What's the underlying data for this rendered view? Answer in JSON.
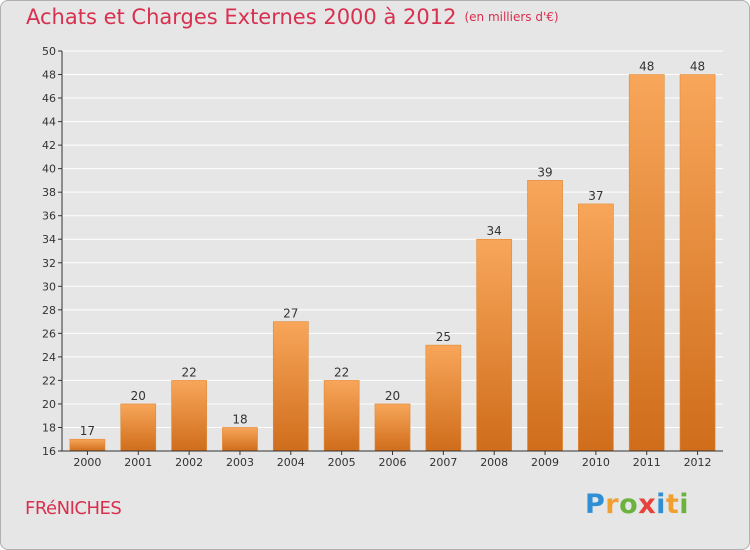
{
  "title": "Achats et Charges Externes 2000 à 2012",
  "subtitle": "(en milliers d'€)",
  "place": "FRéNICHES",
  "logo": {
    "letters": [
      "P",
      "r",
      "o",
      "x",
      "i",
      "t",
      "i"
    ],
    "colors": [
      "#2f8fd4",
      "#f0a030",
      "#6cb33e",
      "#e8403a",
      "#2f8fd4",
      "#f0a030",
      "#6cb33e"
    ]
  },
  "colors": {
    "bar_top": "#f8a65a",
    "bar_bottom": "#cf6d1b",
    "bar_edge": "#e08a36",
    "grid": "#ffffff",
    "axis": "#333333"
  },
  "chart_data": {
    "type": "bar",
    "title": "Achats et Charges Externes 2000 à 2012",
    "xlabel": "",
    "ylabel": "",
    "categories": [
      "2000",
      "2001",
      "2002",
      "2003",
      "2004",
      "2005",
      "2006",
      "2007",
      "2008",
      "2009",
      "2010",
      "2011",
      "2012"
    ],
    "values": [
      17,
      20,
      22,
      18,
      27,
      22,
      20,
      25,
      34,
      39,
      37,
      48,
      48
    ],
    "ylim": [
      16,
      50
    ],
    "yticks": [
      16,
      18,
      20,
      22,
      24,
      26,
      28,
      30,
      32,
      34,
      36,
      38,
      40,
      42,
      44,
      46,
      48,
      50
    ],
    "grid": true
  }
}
=====
TASK DESCRIPTION:
Copy out each record shown above without alteration, skipping any picture.

ANSWER TO THIS EXERCISE:
What's the underlying data for this rendered view? Answer in JSON.
{
  "title": "Achats et Charges Externes 2000 à 2012",
  "subtitle": "(en milliers d'€)",
  "place": "FRéNICHES",
  "logo": {
    "letters": [
      "P",
      "r",
      "o",
      "x",
      "i",
      "t",
      "i"
    ],
    "colors": [
      "#2f8fd4",
      "#f0a030",
      "#6cb33e",
      "#e8403a",
      "#2f8fd4",
      "#f0a030",
      "#6cb33e"
    ]
  },
  "colors": {
    "bar_top": "#f8a65a",
    "bar_bottom": "#cf6d1b",
    "bar_edge": "#e08a36",
    "grid": "#ffffff",
    "axis": "#333333"
  },
  "chart_data": {
    "type": "bar",
    "title": "Achats et Charges Externes 2000 à 2012",
    "xlabel": "",
    "ylabel": "",
    "categories": [
      "2000",
      "2001",
      "2002",
      "2003",
      "2004",
      "2005",
      "2006",
      "2007",
      "2008",
      "2009",
      "2010",
      "2011",
      "2012"
    ],
    "values": [
      17,
      20,
      22,
      18,
      27,
      22,
      20,
      25,
      34,
      39,
      37,
      48,
      48
    ],
    "ylim": [
      16,
      50
    ],
    "yticks": [
      16,
      18,
      20,
      22,
      24,
      26,
      28,
      30,
      32,
      34,
      36,
      38,
      40,
      42,
      44,
      46,
      48,
      50
    ],
    "grid": true
  }
}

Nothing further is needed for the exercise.